Exercise prompt
Reproduce the data exactly and drop any pictures it holds.

Supplied material
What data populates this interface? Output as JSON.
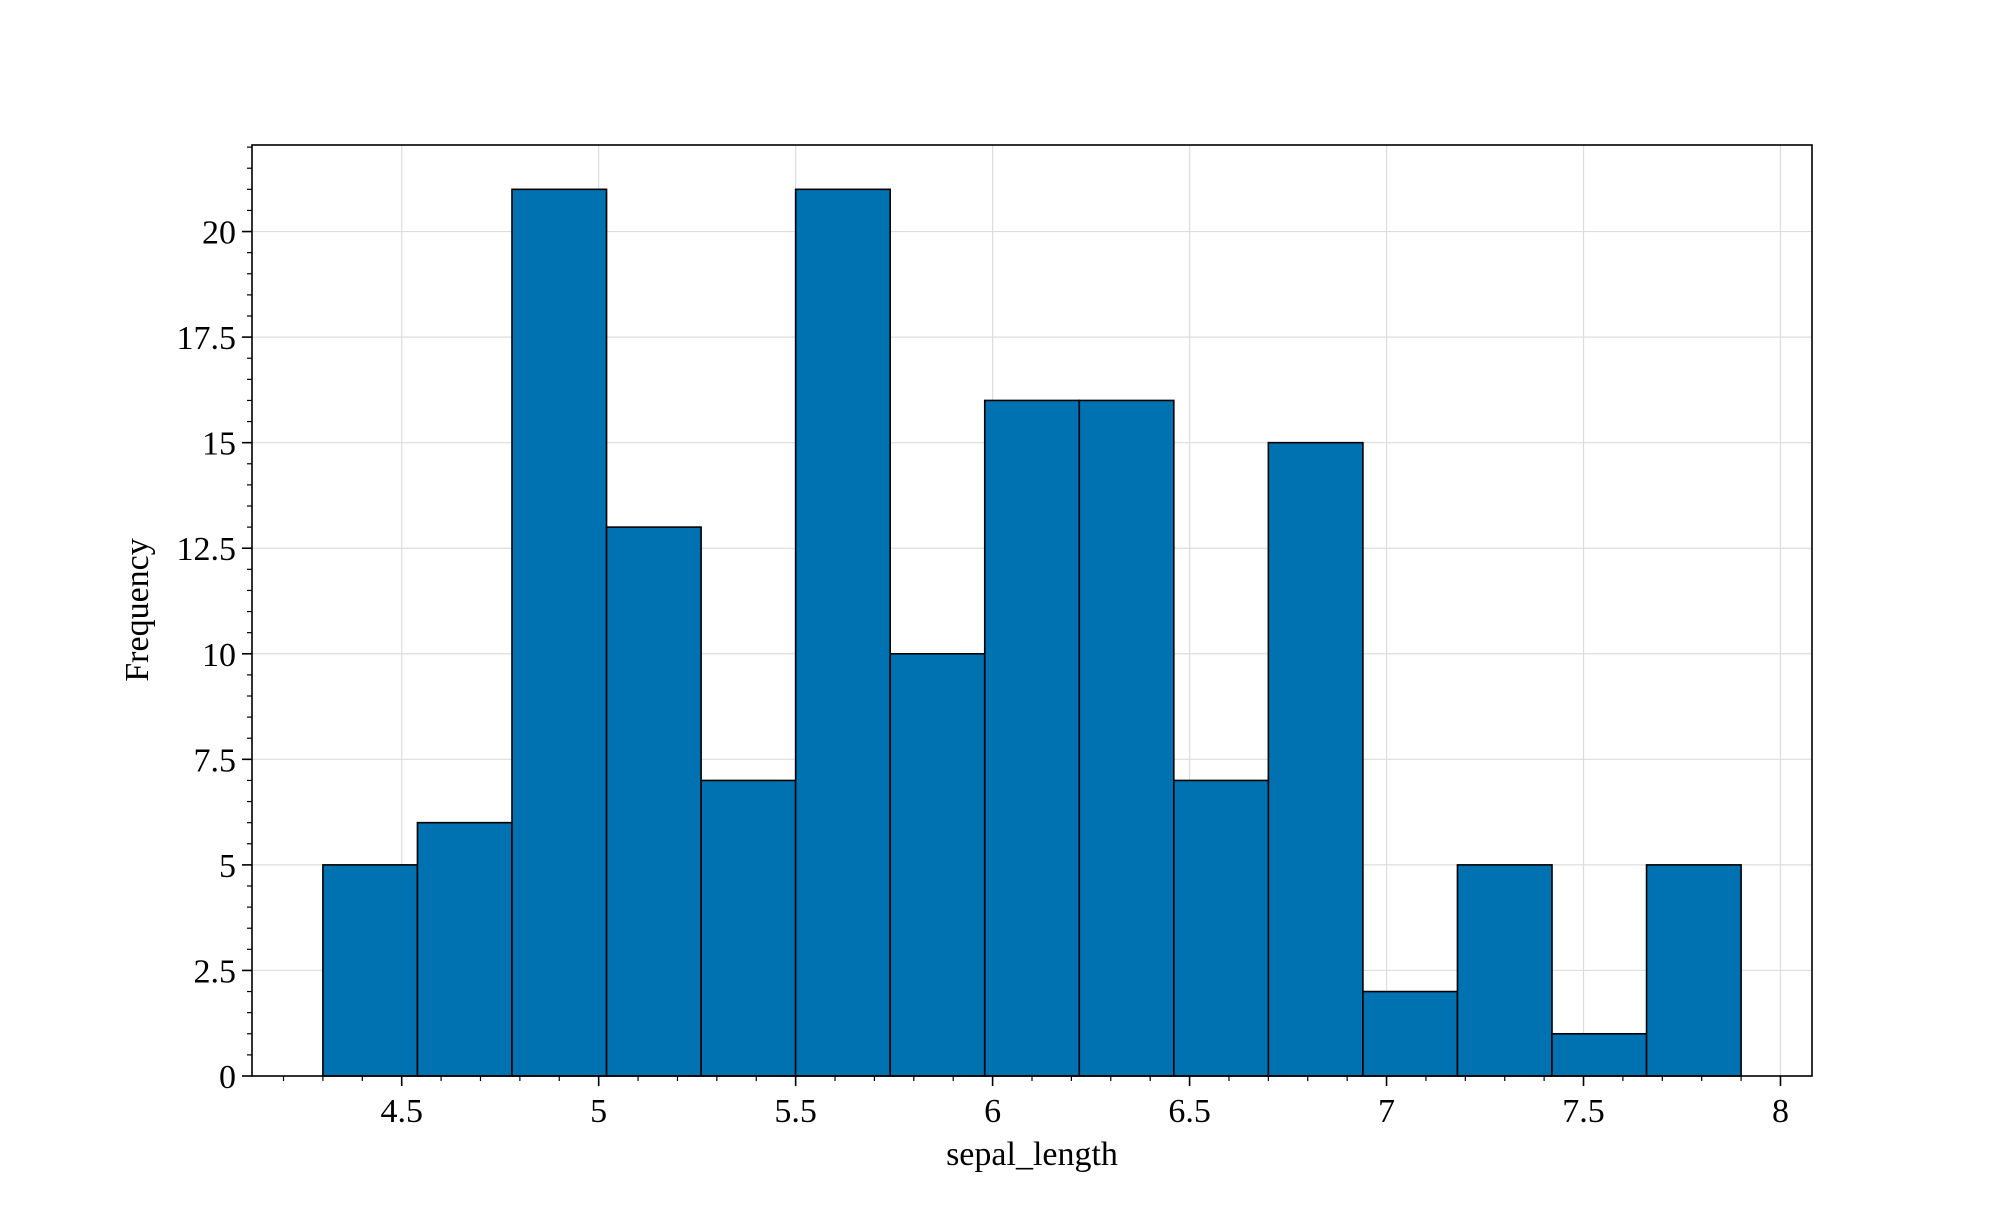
{
  "chart_data": {
    "type": "bar",
    "subtype": "histogram",
    "title": "",
    "xlabel": "sepal_length",
    "ylabel": "Frequency",
    "bins": [
      {
        "x0": 4.3,
        "x1": 4.54,
        "count": 5
      },
      {
        "x0": 4.54,
        "x1": 4.78,
        "count": 6
      },
      {
        "x0": 4.78,
        "x1": 5.02,
        "count": 21
      },
      {
        "x0": 5.02,
        "x1": 5.26,
        "count": 13
      },
      {
        "x0": 5.26,
        "x1": 5.5,
        "count": 7
      },
      {
        "x0": 5.5,
        "x1": 5.74,
        "count": 21
      },
      {
        "x0": 5.74,
        "x1": 5.98,
        "count": 10
      },
      {
        "x0": 5.98,
        "x1": 6.22,
        "count": 16
      },
      {
        "x0": 6.22,
        "x1": 6.46,
        "count": 16
      },
      {
        "x0": 6.46,
        "x1": 6.7,
        "count": 7
      },
      {
        "x0": 6.7,
        "x1": 6.94,
        "count": 15
      },
      {
        "x0": 6.94,
        "x1": 7.18,
        "count": 2
      },
      {
        "x0": 7.18,
        "x1": 7.42,
        "count": 5
      },
      {
        "x0": 7.42,
        "x1": 7.66,
        "count": 1
      },
      {
        "x0": 7.66,
        "x1": 7.9,
        "count": 5
      }
    ],
    "xlim": [
      4.12,
      8.08
    ],
    "ylim": [
      0,
      22.05
    ],
    "xticks": [
      4.5,
      5,
      5.5,
      6,
      6.5,
      7,
      7.5,
      8
    ],
    "xtick_labels": [
      "4.5",
      "5",
      "5.5",
      "6",
      "6.5",
      "7",
      "7.5",
      "8"
    ],
    "yticks": [
      0,
      2.5,
      5,
      7.5,
      10,
      12.5,
      15,
      17.5,
      20
    ],
    "ytick_labels": [
      "0",
      "2.5",
      "5",
      "7.5",
      "10",
      "12.5",
      "15",
      "17.5",
      "20"
    ],
    "grid": true,
    "colors": {
      "bar_fill": "#0072b2",
      "bar_edge": "#000000",
      "grid": "#dddddd",
      "axis": "#000000"
    }
  }
}
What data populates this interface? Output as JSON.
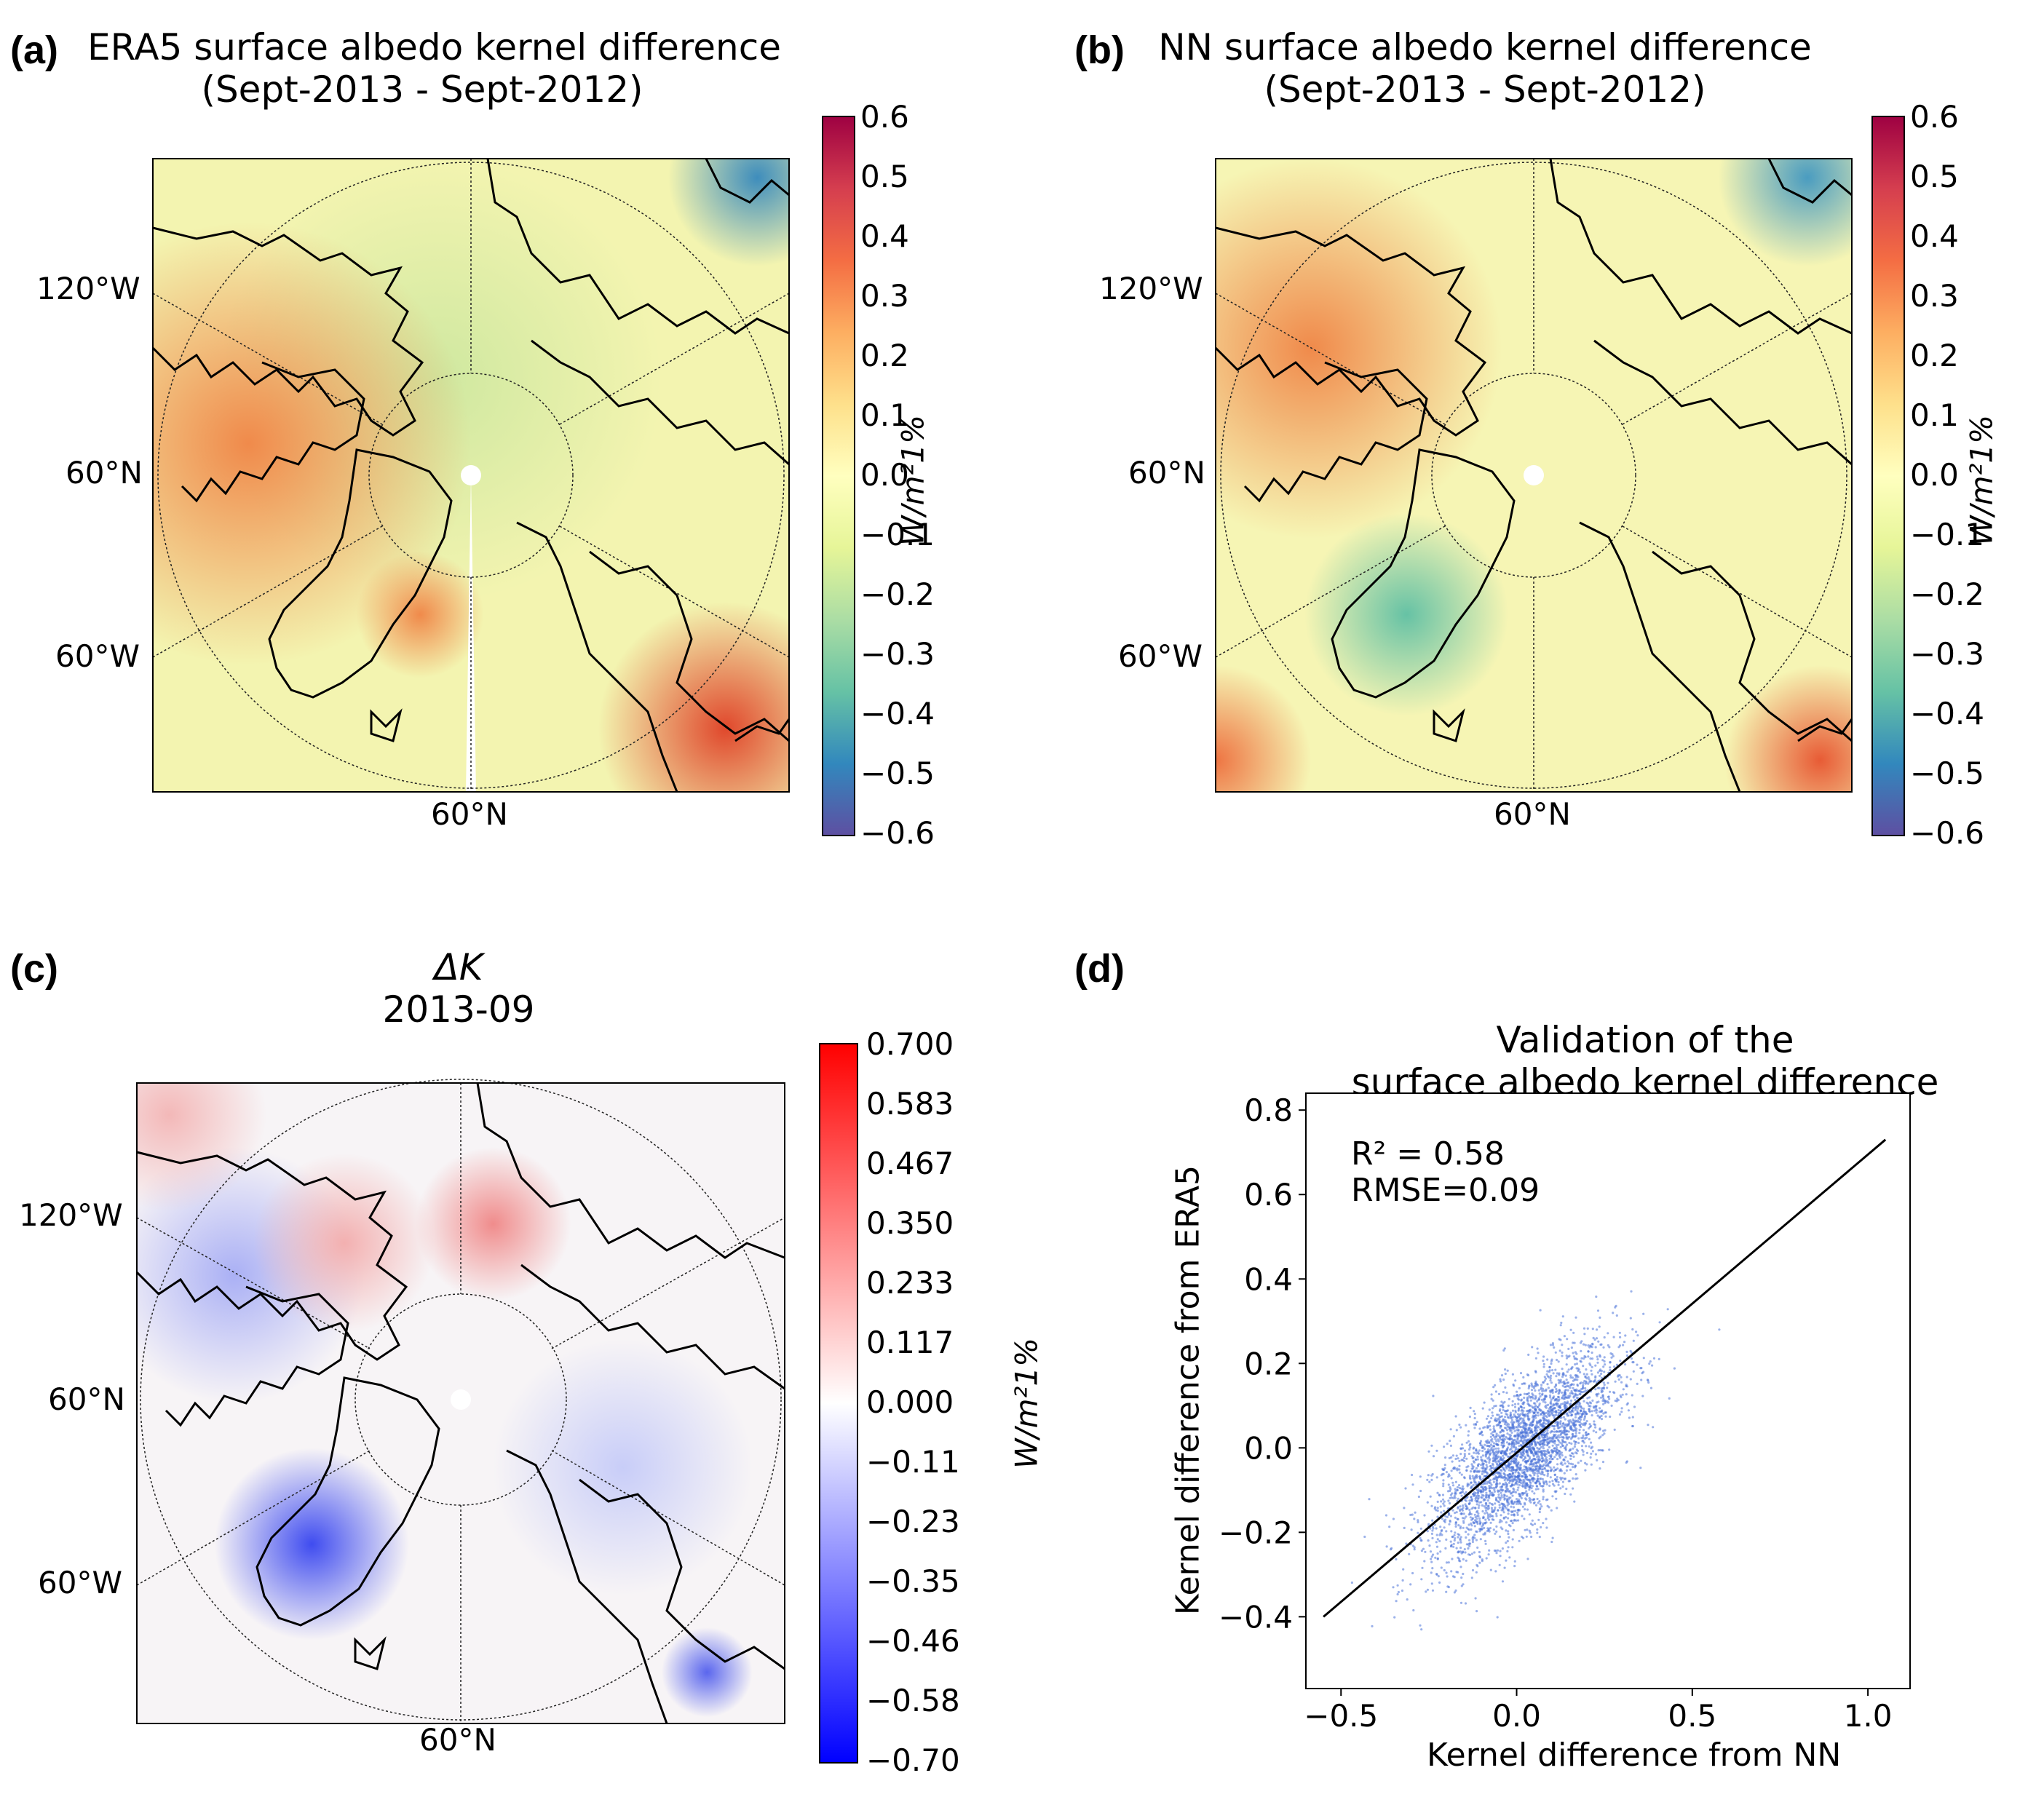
{
  "panels": {
    "a": {
      "label": "(a)",
      "title_line1": "ERA5 surface albedo kernel difference",
      "title_line2": "(Sept-2013 - Sept-2012)",
      "lat_labels": [
        "120°W",
        "60°N",
        "60°W"
      ],
      "bottom_label": "60°N",
      "colorbar_unit": "W/m²1%",
      "colorbar_ticks": [
        "0.6",
        "0.5",
        "0.4",
        "0.3",
        "0.2",
        "0.1",
        "0.0",
        "−0.1",
        "−0.2",
        "−0.3",
        "−0.4",
        "−0.5",
        "−0.6"
      ]
    },
    "b": {
      "label": "(b)",
      "title_line1": "NN surface albedo kernel difference",
      "title_line2": "(Sept-2013 - Sept-2012)",
      "lat_labels": [
        "120°W",
        "60°N",
        "60°W"
      ],
      "bottom_label": "60°N",
      "colorbar_unit": "W/m²1%",
      "colorbar_ticks": [
        "0.6",
        "0.5",
        "0.4",
        "0.3",
        "0.2",
        "0.1",
        "0.0",
        "−0.1",
        "−0.2",
        "−0.3",
        "−0.4",
        "−0.5",
        "−0.6"
      ]
    },
    "c": {
      "label": "(c)",
      "title_line1": "ΔK",
      "title_line2": "2013-09",
      "lat_labels": [
        "120°W",
        "60°N",
        "60°W"
      ],
      "bottom_label": "60°N",
      "colorbar_unit": "W/m²1%",
      "colorbar_ticks": [
        "0.700",
        "0.583",
        "0.467",
        "0.350",
        "0.233",
        "0.117",
        "0.000",
        "−0.11",
        "−0.23",
        "−0.35",
        "−0.46",
        "−0.58",
        "−0.70"
      ]
    },
    "d": {
      "label": "(d)",
      "title_line1": "Validation of the",
      "title_line2": "surface albedo kernel difference",
      "r2_text": "R² = 0.58",
      "rmse_text": "RMSE=0.09"
    }
  },
  "colors": {
    "scatter_point": "#4a72d8",
    "fit_line": "#000000"
  },
  "chart_data": [
    {
      "type": "heatmap",
      "title": "ERA5 surface albedo kernel difference (Sept-2013 - Sept-2012)",
      "projection": "north polar stereographic",
      "colorbar_label": "W/m²1%",
      "vmin": -0.6,
      "vmax": 0.6,
      "colormap": "Spectral_r"
    },
    {
      "type": "heatmap",
      "title": "NN surface albedo kernel difference (Sept-2013 - Sept-2012)",
      "projection": "north polar stereographic",
      "colorbar_label": "W/m²1%",
      "vmin": -0.6,
      "vmax": 0.6,
      "colormap": "Spectral_r"
    },
    {
      "type": "heatmap",
      "title": "ΔK 2013-09",
      "projection": "north polar stereographic",
      "colorbar_label": "W/m²1%",
      "vmin": -0.7,
      "vmax": 0.7,
      "colormap": "bwr"
    },
    {
      "type": "scatter",
      "title": "Validation of the surface albedo kernel difference",
      "xlabel": "Kernel difference from NN",
      "ylabel": "Kernel difference from ERA5",
      "xlim": [
        -0.6,
        1.12
      ],
      "ylim": [
        -0.57,
        0.84
      ],
      "xticks": [
        -0.5,
        0.0,
        0.5,
        1.0
      ],
      "xtick_labels": [
        "−0.5",
        "0.0",
        "0.5",
        "1.0"
      ],
      "yticks": [
        -0.4,
        -0.2,
        0.0,
        0.2,
        0.4,
        0.6,
        0.8
      ],
      "ytick_labels": [
        "−0.4",
        "−0.2",
        "0.0",
        "0.2",
        "0.4",
        "0.6",
        "0.8"
      ],
      "fit_line": {
        "x": [
          -0.55,
          1.05
        ],
        "y": [
          -0.4,
          0.73
        ]
      },
      "r2": 0.58,
      "rmse": 0.09,
      "cloud": {
        "center_x": 0.02,
        "center_y": -0.01,
        "n_points": 3500
      }
    }
  ]
}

In response
What data populates this interface? Output as JSON.
{
  "chart_data": {
    "type": "bar",
    "subtype": "histogram",
    "title": "",
    "xlabel": "sepal_length",
    "ylabel": "Frequency",
    "bins": [
      {
        "x0": 4.3,
        "x1": 4.54,
        "count": 5
      },
      {
        "x0": 4.54,
        "x1": 4.78,
        "count": 6
      },
      {
        "x0": 4.78,
        "x1": 5.02,
        "count": 21
      },
      {
        "x0": 5.02,
        "x1": 5.26,
        "count": 13
      },
      {
        "x0": 5.26,
        "x1": 5.5,
        "count": 7
      },
      {
        "x0": 5.5,
        "x1": 5.74,
        "count": 21
      },
      {
        "x0": 5.74,
        "x1": 5.98,
        "count": 10
      },
      {
        "x0": 5.98,
        "x1": 6.22,
        "count": 16
      },
      {
        "x0": 6.22,
        "x1": 6.46,
        "count": 16
      },
      {
        "x0": 6.46,
        "x1": 6.7,
        "count": 7
      },
      {
        "x0": 6.7,
        "x1": 6.94,
        "count": 15
      },
      {
        "x0": 6.94,
        "x1": 7.18,
        "count": 2
      },
      {
        "x0": 7.18,
        "x1": 7.42,
        "count": 5
      },
      {
        "x0": 7.42,
        "x1": 7.66,
        "count": 1
      },
      {
        "x0": 7.66,
        "x1": 7.9,
        "count": 5
      }
    ],
    "xlim": [
      4.12,
      8.08
    ],
    "ylim": [
      0,
      22.05
    ],
    "xticks": [
      4.5,
      5,
      5.5,
      6,
      6.5,
      7,
      7.5,
      8
    ],
    "xtick_labels": [
      "4.5",
      "5",
      "5.5",
      "6",
      "6.5",
      "7",
      "7.5",
      "8"
    ],
    "yticks": [
      0,
      2.5,
      5,
      7.5,
      10,
      12.5,
      15,
      17.5,
      20
    ],
    "ytick_labels": [
      "0",
      "2.5",
      "5",
      "7.5",
      "10",
      "12.5",
      "15",
      "17.5",
      "20"
    ],
    "grid": true,
    "colors": {
      "bar_fill": "#0072b2",
      "bar_edge": "#000000",
      "grid": "#dddddd",
      "axis": "#000000"
    }
  }
}
What data populates this interface? Output as JSON.
{
  "panels": {
    "a": {
      "label": "(a)",
      "title_line1": "ERA5 surface albedo kernel difference",
      "title_line2": "(Sept-2013 - Sept-2012)",
      "lat_labels": [
        "120°W",
        "60°N",
        "60°W"
      ],
      "bottom_label": "60°N",
      "colorbar_unit": "W/m²1%",
      "colorbar_ticks": [
        "0.6",
        "0.5",
        "0.4",
        "0.3",
        "0.2",
        "0.1",
        "0.0",
        "−0.1",
        "−0.2",
        "−0.3",
        "−0.4",
        "−0.5",
        "−0.6"
      ]
    },
    "b": {
      "label": "(b)",
      "title_line1": "NN surface albedo kernel difference",
      "title_line2": "(Sept-2013 - Sept-2012)",
      "lat_labels": [
        "120°W",
        "60°N",
        "60°W"
      ],
      "bottom_label": "60°N",
      "colorbar_unit": "W/m²1%",
      "colorbar_ticks": [
        "0.6",
        "0.5",
        "0.4",
        "0.3",
        "0.2",
        "0.1",
        "0.0",
        "−0.1",
        "−0.2",
        "−0.3",
        "−0.4",
        "−0.5",
        "−0.6"
      ]
    },
    "c": {
      "label": "(c)",
      "title_line1": "ΔK",
      "title_line2": "2013-09",
      "lat_labels": [
        "120°W",
        "60°N",
        "60°W"
      ],
      "bottom_label": "60°N",
      "colorbar_unit": "W/m²1%",
      "colorbar_ticks": [
        "0.700",
        "0.583",
        "0.467",
        "0.350",
        "0.233",
        "0.117",
        "0.000",
        "−0.11",
        "−0.23",
        "−0.35",
        "−0.46",
        "−0.58",
        "−0.70"
      ]
    },
    "d": {
      "label": "(d)",
      "title_line1": "Validation of the",
      "title_line2": "surface albedo kernel difference",
      "r2_text": "R² = 0.58",
      "rmse_text": "RMSE=0.09"
    }
  },
  "colors": {
    "scatter_point": "#4a72d8",
    "fit_line": "#000000"
  },
  "chart_data": [
    {
      "type": "heatmap",
      "title": "ERA5 surface albedo kernel difference (Sept-2013 - Sept-2012)",
      "projection": "north polar stereographic",
      "colorbar_label": "W/m²1%",
      "vmin": -0.6,
      "vmax": 0.6,
      "colormap": "Spectral_r"
    },
    {
      "type": "heatmap",
      "title": "NN surface albedo kernel difference (Sept-2013 - Sept-2012)",
      "projection": "north polar stereographic",
      "colorbar_label": "W/m²1%",
      "vmin": -0.6,
      "vmax": 0.6,
      "colormap": "Spectral_r"
    },
    {
      "type": "heatmap",
      "title": "ΔK 2013-09",
      "projection": "north polar stereographic",
      "colorbar_label": "W/m²1%",
      "vmin": -0.7,
      "vmax": 0.7,
      "colormap": "bwr"
    },
    {
      "type": "scatter",
      "title": "Validation of the surface albedo kernel difference",
      "xlabel": "Kernel difference from NN",
      "ylabel": "Kernel difference from ERA5",
      "xlim": [
        -0.6,
        1.12
      ],
      "ylim": [
        -0.57,
        0.84
      ],
      "xticks": [
        -0.5,
        0.0,
        0.5,
        1.0
      ],
      "xtick_labels": [
        "−0.5",
        "0.0",
        "0.5",
        "1.0"
      ],
      "yticks": [
        -0.4,
        -0.2,
        0.0,
        0.2,
        0.4,
        0.6,
        0.8
      ],
      "ytick_labels": [
        "−0.4",
        "−0.2",
        "0.0",
        "0.2",
        "0.4",
        "0.6",
        "0.8"
      ],
      "fit_line": {
        "x": [
          -0.55,
          1.05
        ],
        "y": [
          -0.4,
          0.73
        ]
      },
      "r2": 0.58,
      "rmse": 0.09,
      "cloud": {
        "center_x": 0.02,
        "center_y": -0.01,
        "n_points": 3500
      }
    }
  ]
}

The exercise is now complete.